§ **Challenge**
Find every line containing the word "title" in the records below; report only how many there are.

>> Start

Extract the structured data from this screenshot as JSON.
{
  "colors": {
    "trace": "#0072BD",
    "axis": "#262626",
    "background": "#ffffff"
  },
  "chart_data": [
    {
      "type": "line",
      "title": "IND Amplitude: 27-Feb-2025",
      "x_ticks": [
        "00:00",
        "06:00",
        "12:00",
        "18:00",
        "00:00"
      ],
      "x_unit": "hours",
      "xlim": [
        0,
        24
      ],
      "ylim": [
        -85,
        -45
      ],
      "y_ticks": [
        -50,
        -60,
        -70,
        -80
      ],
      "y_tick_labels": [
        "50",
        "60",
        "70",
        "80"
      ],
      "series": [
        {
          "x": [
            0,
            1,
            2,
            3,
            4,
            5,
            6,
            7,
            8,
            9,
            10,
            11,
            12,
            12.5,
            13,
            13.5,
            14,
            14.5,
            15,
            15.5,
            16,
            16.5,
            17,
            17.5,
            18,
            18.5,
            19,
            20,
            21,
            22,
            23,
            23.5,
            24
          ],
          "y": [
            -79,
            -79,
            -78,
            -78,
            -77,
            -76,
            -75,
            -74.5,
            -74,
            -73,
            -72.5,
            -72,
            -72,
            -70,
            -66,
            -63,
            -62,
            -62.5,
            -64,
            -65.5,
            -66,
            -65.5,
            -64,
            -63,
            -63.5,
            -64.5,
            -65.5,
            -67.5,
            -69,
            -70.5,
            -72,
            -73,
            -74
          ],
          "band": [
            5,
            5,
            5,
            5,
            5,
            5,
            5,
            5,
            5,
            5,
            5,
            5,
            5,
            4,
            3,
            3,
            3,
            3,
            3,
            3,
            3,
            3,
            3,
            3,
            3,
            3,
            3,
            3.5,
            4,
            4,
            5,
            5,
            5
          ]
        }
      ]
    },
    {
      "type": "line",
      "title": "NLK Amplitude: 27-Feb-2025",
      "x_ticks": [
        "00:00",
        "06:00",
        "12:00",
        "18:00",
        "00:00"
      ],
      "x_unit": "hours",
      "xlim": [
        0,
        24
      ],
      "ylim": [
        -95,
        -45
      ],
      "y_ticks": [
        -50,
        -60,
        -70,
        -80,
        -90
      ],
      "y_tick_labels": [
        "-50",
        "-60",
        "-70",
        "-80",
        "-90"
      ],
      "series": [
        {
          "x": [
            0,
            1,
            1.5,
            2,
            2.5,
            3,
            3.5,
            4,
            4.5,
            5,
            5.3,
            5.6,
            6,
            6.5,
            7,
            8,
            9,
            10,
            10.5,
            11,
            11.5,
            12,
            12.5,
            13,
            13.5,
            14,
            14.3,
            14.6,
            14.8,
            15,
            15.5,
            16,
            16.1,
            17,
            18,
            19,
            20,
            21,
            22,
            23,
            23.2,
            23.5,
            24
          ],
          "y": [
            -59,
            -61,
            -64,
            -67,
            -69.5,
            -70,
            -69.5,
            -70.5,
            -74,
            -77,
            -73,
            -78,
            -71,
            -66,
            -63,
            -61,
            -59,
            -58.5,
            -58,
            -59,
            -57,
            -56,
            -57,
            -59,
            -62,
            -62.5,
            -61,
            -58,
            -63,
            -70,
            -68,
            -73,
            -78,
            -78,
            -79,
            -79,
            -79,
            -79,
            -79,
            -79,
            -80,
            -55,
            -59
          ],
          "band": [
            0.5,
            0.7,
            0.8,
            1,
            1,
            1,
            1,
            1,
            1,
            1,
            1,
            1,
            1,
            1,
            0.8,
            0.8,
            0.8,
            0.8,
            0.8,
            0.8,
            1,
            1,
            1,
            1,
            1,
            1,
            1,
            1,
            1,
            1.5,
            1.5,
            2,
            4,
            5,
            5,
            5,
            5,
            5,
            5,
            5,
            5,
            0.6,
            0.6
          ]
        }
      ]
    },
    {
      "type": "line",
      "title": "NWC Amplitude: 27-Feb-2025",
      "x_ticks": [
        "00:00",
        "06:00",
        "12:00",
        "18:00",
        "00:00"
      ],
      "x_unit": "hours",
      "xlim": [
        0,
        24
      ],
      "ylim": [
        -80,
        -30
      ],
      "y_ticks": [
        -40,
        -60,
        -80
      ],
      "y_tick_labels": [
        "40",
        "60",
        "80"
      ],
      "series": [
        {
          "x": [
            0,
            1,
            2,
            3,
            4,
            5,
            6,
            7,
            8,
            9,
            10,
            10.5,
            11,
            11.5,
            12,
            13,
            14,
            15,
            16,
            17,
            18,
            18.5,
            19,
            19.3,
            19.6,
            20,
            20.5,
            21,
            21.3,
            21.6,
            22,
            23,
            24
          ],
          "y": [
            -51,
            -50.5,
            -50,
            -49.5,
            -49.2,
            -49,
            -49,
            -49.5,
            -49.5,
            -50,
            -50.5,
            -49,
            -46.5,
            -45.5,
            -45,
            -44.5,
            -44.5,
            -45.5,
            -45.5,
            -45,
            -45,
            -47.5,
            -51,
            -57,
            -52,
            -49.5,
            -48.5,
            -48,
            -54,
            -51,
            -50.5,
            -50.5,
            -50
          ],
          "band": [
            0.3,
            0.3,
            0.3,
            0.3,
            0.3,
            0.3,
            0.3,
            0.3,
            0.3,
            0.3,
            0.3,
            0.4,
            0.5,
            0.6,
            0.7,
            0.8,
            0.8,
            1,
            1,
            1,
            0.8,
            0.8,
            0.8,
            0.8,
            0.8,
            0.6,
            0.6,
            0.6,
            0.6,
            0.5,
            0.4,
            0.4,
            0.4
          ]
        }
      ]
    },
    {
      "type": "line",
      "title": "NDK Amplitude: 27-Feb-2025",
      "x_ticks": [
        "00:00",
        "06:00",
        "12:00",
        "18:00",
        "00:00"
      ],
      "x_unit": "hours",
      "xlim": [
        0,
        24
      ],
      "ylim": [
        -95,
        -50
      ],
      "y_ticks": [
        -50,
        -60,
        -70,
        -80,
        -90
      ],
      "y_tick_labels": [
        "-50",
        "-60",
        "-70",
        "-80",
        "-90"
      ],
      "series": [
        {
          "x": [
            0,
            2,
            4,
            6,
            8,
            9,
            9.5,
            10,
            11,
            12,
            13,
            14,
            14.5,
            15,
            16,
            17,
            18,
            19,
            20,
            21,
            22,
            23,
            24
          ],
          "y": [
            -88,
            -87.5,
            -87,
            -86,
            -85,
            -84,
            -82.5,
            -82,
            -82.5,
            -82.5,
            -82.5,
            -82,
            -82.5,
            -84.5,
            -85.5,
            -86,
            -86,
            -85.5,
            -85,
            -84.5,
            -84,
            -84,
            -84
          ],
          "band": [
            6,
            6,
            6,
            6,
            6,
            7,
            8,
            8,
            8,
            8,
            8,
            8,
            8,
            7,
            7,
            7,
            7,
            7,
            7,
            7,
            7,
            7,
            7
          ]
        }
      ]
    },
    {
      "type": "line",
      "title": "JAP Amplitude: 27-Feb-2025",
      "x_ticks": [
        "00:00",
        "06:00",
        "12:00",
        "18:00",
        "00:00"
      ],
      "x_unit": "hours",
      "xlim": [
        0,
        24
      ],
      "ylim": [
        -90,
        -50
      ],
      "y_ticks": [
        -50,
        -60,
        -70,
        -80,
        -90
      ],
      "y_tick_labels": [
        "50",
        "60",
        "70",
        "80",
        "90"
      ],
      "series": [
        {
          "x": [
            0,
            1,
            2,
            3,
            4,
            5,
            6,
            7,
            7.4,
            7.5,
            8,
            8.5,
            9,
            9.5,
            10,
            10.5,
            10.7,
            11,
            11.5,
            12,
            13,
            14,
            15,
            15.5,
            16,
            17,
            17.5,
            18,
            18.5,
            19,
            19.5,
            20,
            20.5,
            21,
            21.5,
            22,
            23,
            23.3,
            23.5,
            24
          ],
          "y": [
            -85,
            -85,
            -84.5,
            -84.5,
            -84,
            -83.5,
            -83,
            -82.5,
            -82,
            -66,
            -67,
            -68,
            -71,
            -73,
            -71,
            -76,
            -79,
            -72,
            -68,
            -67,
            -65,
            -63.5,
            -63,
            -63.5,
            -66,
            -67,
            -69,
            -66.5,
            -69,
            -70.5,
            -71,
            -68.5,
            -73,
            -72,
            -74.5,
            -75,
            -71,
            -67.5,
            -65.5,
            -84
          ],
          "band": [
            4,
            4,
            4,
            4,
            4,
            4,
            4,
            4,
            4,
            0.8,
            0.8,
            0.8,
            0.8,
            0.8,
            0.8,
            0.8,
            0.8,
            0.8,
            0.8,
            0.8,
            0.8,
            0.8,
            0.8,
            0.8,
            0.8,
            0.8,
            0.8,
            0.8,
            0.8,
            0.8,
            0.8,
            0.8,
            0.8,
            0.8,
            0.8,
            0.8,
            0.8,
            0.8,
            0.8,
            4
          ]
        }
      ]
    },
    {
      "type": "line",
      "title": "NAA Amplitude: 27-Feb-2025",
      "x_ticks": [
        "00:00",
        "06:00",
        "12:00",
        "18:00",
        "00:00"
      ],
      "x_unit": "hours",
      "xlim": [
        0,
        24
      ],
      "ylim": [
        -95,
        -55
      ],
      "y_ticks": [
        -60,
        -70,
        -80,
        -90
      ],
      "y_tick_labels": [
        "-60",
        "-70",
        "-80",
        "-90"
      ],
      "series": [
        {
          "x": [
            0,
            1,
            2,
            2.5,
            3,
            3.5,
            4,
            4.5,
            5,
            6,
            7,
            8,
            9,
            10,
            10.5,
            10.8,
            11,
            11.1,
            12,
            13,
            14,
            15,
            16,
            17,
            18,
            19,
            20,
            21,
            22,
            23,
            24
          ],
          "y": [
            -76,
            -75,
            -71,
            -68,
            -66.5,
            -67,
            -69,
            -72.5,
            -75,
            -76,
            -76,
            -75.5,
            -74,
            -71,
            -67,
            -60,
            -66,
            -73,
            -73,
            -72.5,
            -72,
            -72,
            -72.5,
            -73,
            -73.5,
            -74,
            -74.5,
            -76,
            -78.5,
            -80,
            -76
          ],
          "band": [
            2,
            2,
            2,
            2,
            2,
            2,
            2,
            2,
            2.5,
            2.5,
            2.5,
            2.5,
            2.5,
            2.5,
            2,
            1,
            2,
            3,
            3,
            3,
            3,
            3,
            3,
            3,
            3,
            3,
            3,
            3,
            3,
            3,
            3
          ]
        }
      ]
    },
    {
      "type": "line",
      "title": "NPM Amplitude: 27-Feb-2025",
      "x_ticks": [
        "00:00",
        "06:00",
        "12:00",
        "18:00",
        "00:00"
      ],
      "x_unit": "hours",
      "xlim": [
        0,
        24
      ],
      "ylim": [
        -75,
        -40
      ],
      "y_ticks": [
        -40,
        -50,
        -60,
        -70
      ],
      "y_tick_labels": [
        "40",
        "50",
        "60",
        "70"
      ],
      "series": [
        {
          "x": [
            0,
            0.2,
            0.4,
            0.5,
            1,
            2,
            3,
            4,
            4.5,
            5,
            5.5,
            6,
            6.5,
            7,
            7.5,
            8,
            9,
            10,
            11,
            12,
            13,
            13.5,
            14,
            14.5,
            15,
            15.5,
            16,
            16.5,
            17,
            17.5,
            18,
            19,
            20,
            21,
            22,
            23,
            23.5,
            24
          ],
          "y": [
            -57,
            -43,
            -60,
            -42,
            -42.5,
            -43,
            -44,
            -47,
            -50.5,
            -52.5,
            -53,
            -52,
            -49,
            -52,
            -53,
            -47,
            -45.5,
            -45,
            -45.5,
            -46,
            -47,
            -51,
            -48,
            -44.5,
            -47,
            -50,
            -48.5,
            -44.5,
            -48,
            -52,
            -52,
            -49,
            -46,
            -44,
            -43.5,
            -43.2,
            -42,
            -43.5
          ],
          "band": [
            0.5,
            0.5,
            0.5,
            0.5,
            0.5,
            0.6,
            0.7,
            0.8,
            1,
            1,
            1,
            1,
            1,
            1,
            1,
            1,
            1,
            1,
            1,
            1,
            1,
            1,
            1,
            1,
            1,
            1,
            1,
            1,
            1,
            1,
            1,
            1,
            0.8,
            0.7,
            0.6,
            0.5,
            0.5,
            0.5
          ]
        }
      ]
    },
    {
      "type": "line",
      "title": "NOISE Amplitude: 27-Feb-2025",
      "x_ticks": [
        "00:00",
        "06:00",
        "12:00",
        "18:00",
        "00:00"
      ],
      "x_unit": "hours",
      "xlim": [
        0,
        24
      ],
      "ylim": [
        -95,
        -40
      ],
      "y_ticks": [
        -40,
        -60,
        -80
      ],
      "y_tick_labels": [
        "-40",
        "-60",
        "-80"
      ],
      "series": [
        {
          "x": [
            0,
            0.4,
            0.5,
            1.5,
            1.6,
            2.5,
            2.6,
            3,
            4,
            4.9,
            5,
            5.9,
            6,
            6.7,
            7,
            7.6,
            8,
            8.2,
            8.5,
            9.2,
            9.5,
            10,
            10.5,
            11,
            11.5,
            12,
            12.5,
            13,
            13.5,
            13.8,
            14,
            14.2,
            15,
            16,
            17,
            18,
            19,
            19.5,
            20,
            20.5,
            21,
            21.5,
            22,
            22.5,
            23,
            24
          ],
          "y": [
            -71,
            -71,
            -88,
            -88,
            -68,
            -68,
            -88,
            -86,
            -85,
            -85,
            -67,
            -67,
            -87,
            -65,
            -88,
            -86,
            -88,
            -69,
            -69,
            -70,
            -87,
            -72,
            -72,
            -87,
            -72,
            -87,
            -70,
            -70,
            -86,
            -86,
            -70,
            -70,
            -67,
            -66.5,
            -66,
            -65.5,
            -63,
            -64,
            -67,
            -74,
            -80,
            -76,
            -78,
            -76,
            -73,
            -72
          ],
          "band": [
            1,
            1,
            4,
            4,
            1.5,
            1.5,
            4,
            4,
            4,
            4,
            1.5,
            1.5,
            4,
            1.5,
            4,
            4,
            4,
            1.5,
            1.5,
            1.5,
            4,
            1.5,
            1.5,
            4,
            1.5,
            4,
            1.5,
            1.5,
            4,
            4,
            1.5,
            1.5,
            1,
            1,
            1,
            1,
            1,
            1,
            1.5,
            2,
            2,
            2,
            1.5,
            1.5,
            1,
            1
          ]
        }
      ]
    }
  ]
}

>> End

§ **Output for this exercise**
8